— start of STORED ROWS —
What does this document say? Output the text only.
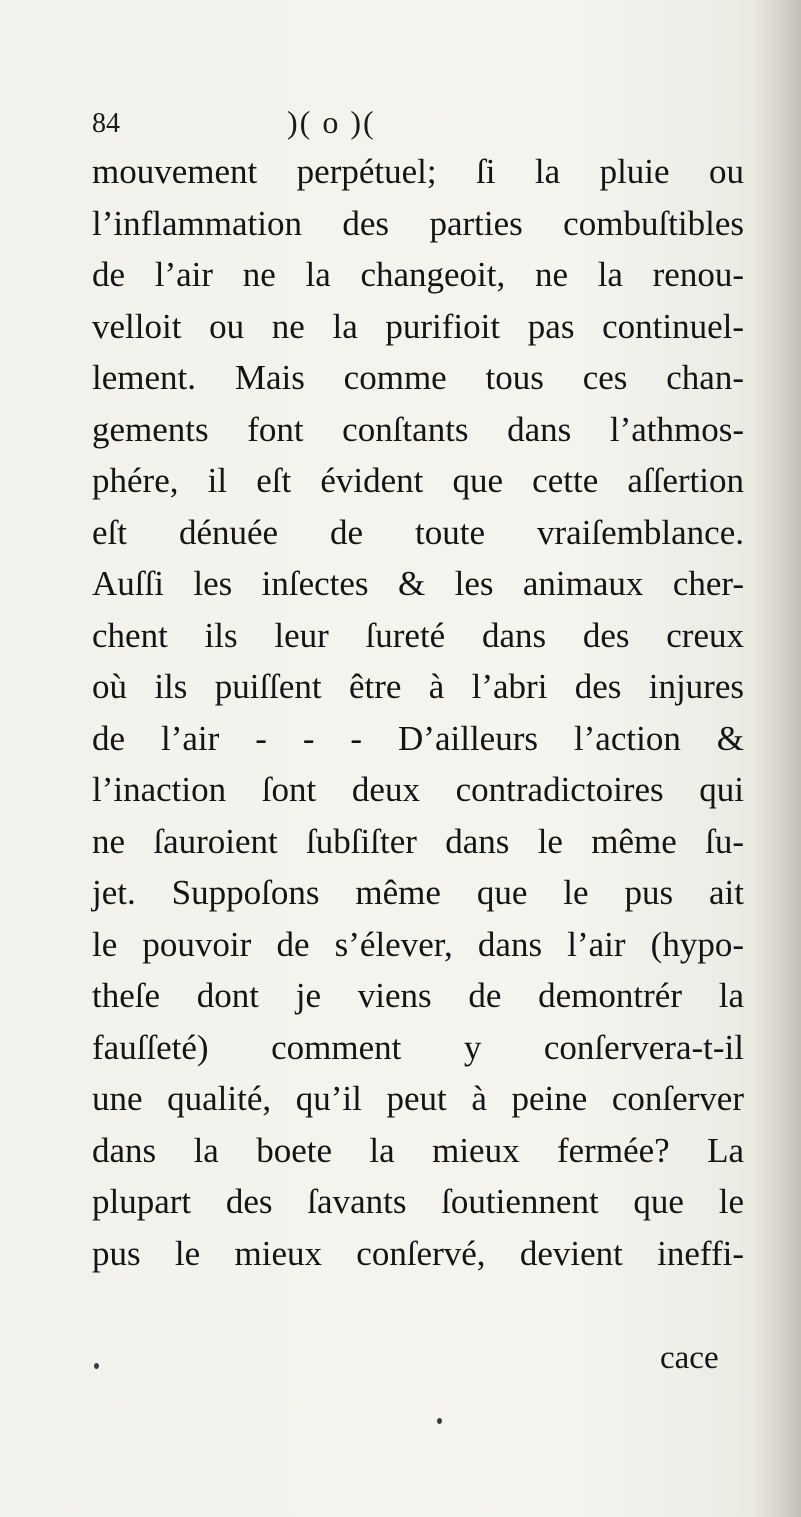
84	)( o )(
mouvement perpétuel; ſi la pluie ou
l’inflammation des parties combuſtibles
de l’air ne la changeoit, ne la renou-
velloit ou ne la purifioit pas continuel-
lement. Mais comme tous ces chan-
gements font conſtants dans l’athmos-
phére, il eſt évident que cette aſſertion
eſt dénuée de toute vraiſemblance.
Auſſi les inſectes & les animaux cher-
chent ils leur ſureté dans des creux
où ils puiſſent être à l’abri des injures
de l’air - - - D’ailleurs l’action &
l’inaction ſont deux contradictoires qui
ne ſauroient ſubſiſter dans le même ſu-
jet. Suppoſons même que le pus ait
le pouvoir de s’élever, dans l’air (hypo-
theſe dont je viens de demontrér la
fauſſeté) comment y conſervera-t-il
une qualité, qu’il peut à peine conſerver
dans la boete la mieux fermée? La
plupart des ſavants ſoutiennent que le
pus le mieux conſervé, devient ineffi-
cace
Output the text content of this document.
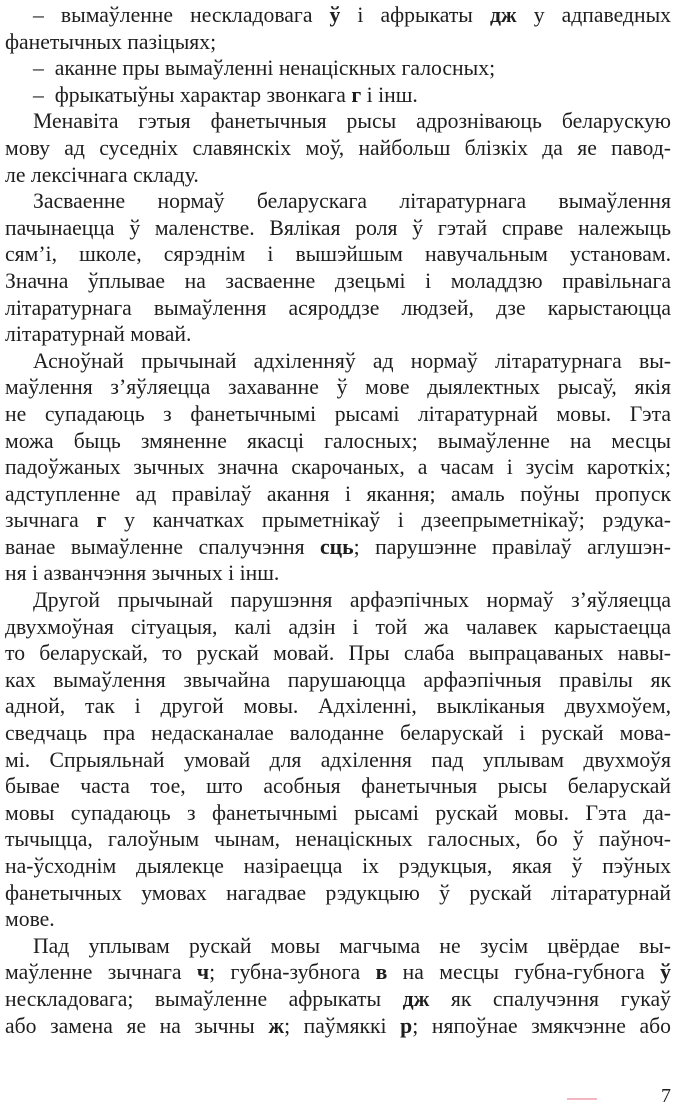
– вымаўленне нескладовага ў і афрыкаты дж у адпаведных
фанетычных пазіцыях;
–  аканне пры вымаўленні ненаціскных галосных;
–  фрыкатыўны характар звонкага г і інш.
Менавіта гэтыя фанетычныя рысы адрозніваюць беларускую
мову ад суседніх славянскіх моў, найбольш блізкіх да яе павод-
ле лексічнага складу.
Засваенне нормаў беларускага літаратурнага вымаўлення
пачынаецца ў маленстве. Вялікая роля ў гэтай справе належыць
сям’і, школе, сярэднім і вышэйшым навучальным установам.
Значна ўплывае на засваенне дзецьмі і моладдзю правільнага
літаратурнага вымаўлення асяроддзе людзей, дзе карыстаюцца
літаратурнай мовай.
Асноўнай прычынай адхіленняў ад нормаў літаратурнага вы-
маўлення з’яўляецца захаванне ў мове дыялектных рысаў, якія
не супадаюць з фанетычнымі рысамі літаратурнай мовы. Гэта
можа быць змяненне якасці галосных; вымаўленне на месцы
падоўжаных зычных значна скарочаных, а часам і зусім кароткіх;
адступленне ад правілаў акання і якання; амаль поўны пропуск
зычнага г у канчатках прыметнікаў і дзеепрыметнікаў; рэдука-
ванае вымаўленне спалучэння сць; парушэнне правілаў аглушэн-
ня і азванчэння зычных і інш.
Другой прычынай парушэння арфаэпічных нормаў з’яўляецца
двухмоўная сітуацыя, калі адзін і той жа чалавек карыстаецца
то беларускай, то рускай мовай. Пры слаба выпрацаваных навы-
ках вымаўлення звычайна парушаюцца арфаэпічныя правілы як
адной, так і другой мовы. Адхіленні, выкліканыя двухмоўем,
сведчаць пра недасканалае валоданне беларускай і рускай мова-
мі. Спрыяльнай умовай для адхілення пад уплывам двухмоўя
бывае часта тое, што асобныя фанетычныя рысы беларускай
мовы супадаюць з фанетычнымі рысамі рускай мовы. Гэта да-
тычыцца, галоўным чынам, ненаціскных галосных, бо ў паўноч-
на-ўсходнім дыялекце назіраецца іх рэдукцыя, якая ў пэўных
фанетычных умовах нагадвае рэдукцыю ў рускай літаратурнай
мове.
Пад уплывам рускай мовы магчыма не зусім цвёрдае вы-
маўленне зычнага ч; губна-зубнога в на месцы губна-губнога ў
нескладовага; вымаўленне афрыкаты дж як спалучэння гукаў
або замена яе на зычны ж; паўмяккі р; няпоўнае змякчэнне або
7
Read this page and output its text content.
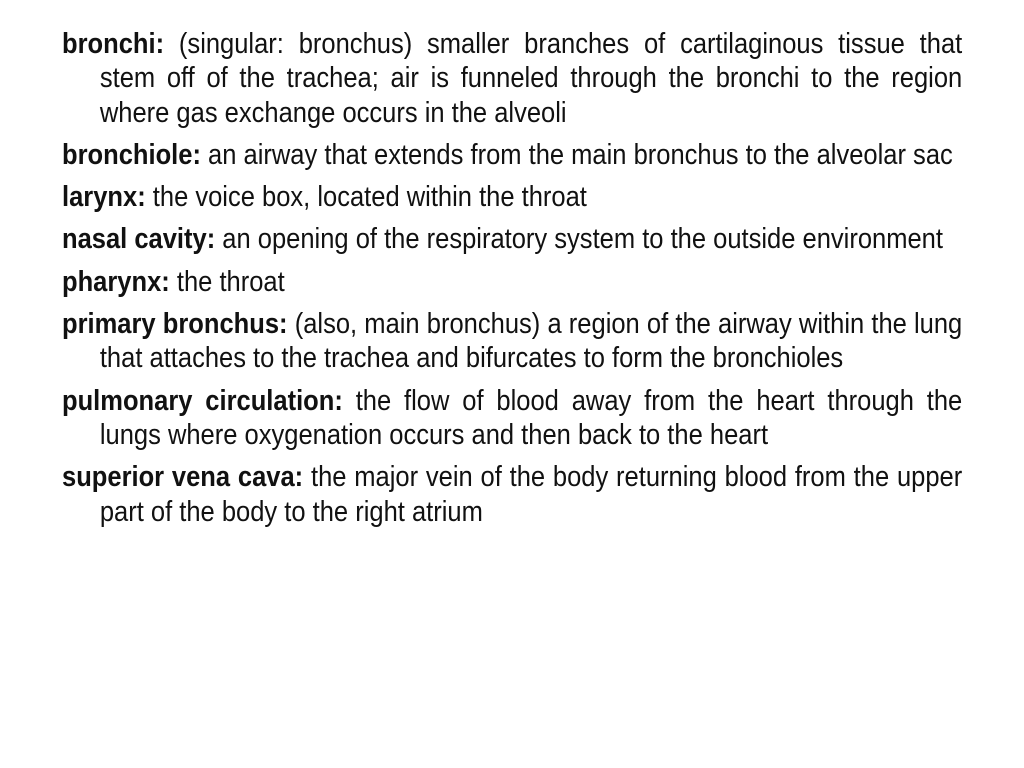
bronchi: (singular: bronchus) smaller branches of cartilaginous tissue that stem off of the trachea; air is funneled through the bronchi to the region where gas exchange occurs in the alveoli

bronchiole: an airway that extends from the main bronchus to the alveolar sac

larynx: the voice box, located within the throat

nasal cavity: an opening of the respiratory system to the outside environment

pharynx: the throat

primary bronchus: (also, main bronchus) a region of the airway within the lung that attaches to the trachea and bifurcates to form the bronchioles

pulmonary circulation: the flow of blood away from the heart through the lungs where oxygenation occurs and then back to the heart

superior vena cava: the major vein of the body returning blood from the upper part of the body to the right atrium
— end of STORED ROWS —
SET PROBLEM:
Reproduce all of the material exactly, apart from the pictures.

EXPECTED OUTPUT:
What does this document say? Output the text only.
84	)( o )(
mouvement perpétuel; ſi la pluie ou
l’inflammation des parties combuſtibles
de l’air ne la changeoit, ne la renou-
velloit ou ne la purifioit pas continuel-
lement. Mais comme tous ces chan-
gements font conſtants dans l’athmos-
phére, il eſt évident que cette aſſertion
eſt dénuée de toute vraiſemblance.
Auſſi les inſectes & les animaux cher-
chent ils leur ſureté dans des creux
où ils puiſſent être à l’abri des injures
de l’air - - - D’ailleurs l’action &
l’inaction ſont deux contradictoires qui
ne ſauroient ſubſiſter dans le même ſu-
jet. Suppoſons même que le pus ait
le pouvoir de s’élever, dans l’air (hypo-
theſe dont je viens de demontrér la
fauſſeté) comment y conſervera-t-il
une qualité, qu’il peut à peine conſerver
dans la boete la mieux fermée? La
plupart des ſavants ſoutiennent que le
pus le mieux conſervé, devient ineffi-
cace
Output the text content of this document.
– вымаўленне нескладовага ў і афрыкаты дж у адпаведных
фанетычных пазіцыях;
–  аканне пры вымаўленні ненаціскных галосных;
–  фрыкатыўны характар звонкага г і інш.
Менавіта гэтыя фанетычныя рысы адрозніваюць беларускую
мову ад суседніх славянскіх моў, найбольш блізкіх да яе павод-
ле лексічнага складу.
Засваенне нормаў беларускага літаратурнага вымаўлення
пачынаецца ў маленстве. Вялікая роля ў гэтай справе належыць
сям’і, школе, сярэднім і вышэйшым навучальным установам.
Значна ўплывае на засваенне дзецьмі і моладдзю правільнага
літаратурнага вымаўлення асяроддзе людзей, дзе карыстаюцца
літаратурнай мовай.
Асноўнай прычынай адхіленняў ад нормаў літаратурнага вы-
маўлення з’яўляецца захаванне ў мове дыялектных рысаў, якія
не супадаюць з фанетычнымі рысамі літаратурнай мовы. Гэта
можа быць змяненне якасці галосных; вымаўленне на месцы
падоўжаных зычных значна скарочаных, а часам і зусім кароткіх;
адступленне ад правілаў акання і якання; амаль поўны пропуск
зычнага г у канчатках прыметнікаў і дзеепрыметнікаў; рэдука-
ванае вымаўленне спалучэння сць; парушэнне правілаў аглушэн-
ня і азванчэння зычных і інш.
Другой прычынай парушэння арфаэпічных нормаў з’яўляецца
двухмоўная сітуацыя, калі адзін і той жа чалавек карыстаецца
то беларускай, то рускай мовай. Пры слаба выпрацаваных навы-
ках вымаўлення звычайна парушаюцца арфаэпічныя правілы як
адной, так і другой мовы. Адхіленні, выкліканыя двухмоўем,
сведчаць пра недасканалае валоданне беларускай і рускай мова-
мі. Спрыяльнай умовай для адхілення пад уплывам двухмоўя
бывае часта тое, што асобныя фанетычныя рысы беларускай
мовы супадаюць з фанетычнымі рысамі рускай мовы. Гэта да-
тычыцца, галоўным чынам, ненаціскных галосных, бо ў паўноч-
на-ўсходнім дыялекце назіраецца іх рэдукцыя, якая ў пэўных
фанетычных умовах нагадвае рэдукцыю ў рускай літаратурнай
мове.
Пад уплывам рускай мовы магчыма не зусім цвёрдае вы-
маўленне зычнага ч; губна-зубнога в на месцы губна-губнога ў
нескладовага; вымаўленне афрыкаты дж як спалучэння гукаў
або замена яе на зычны ж; паўмяккі р; няпоўнае змякчэнне або
7
Read this page and output its text content.
bronchi: (singular: bronchus) smaller branches of cartilaginous tissue that stem off of the trachea; air is funneled through the bronchi to the region where gas exchange occurs in the alveoli

bronchiole: an airway that extends from the main bronchus to the alveolar sac

larynx: the voice box, located within the throat

nasal cavity: an opening of the respiratory system to the outside environment

pharynx: the throat

primary bronchus: (also, main bronchus) a region of the airway within the lung that attaches to the trachea and bifurcates to form the bronchioles

pulmonary circulation: the flow of blood away from the heart through the lungs where oxygenation occurs and then back to the heart

superior vena cava: the major vein of the body returning blood from the upper part of the body to the right atrium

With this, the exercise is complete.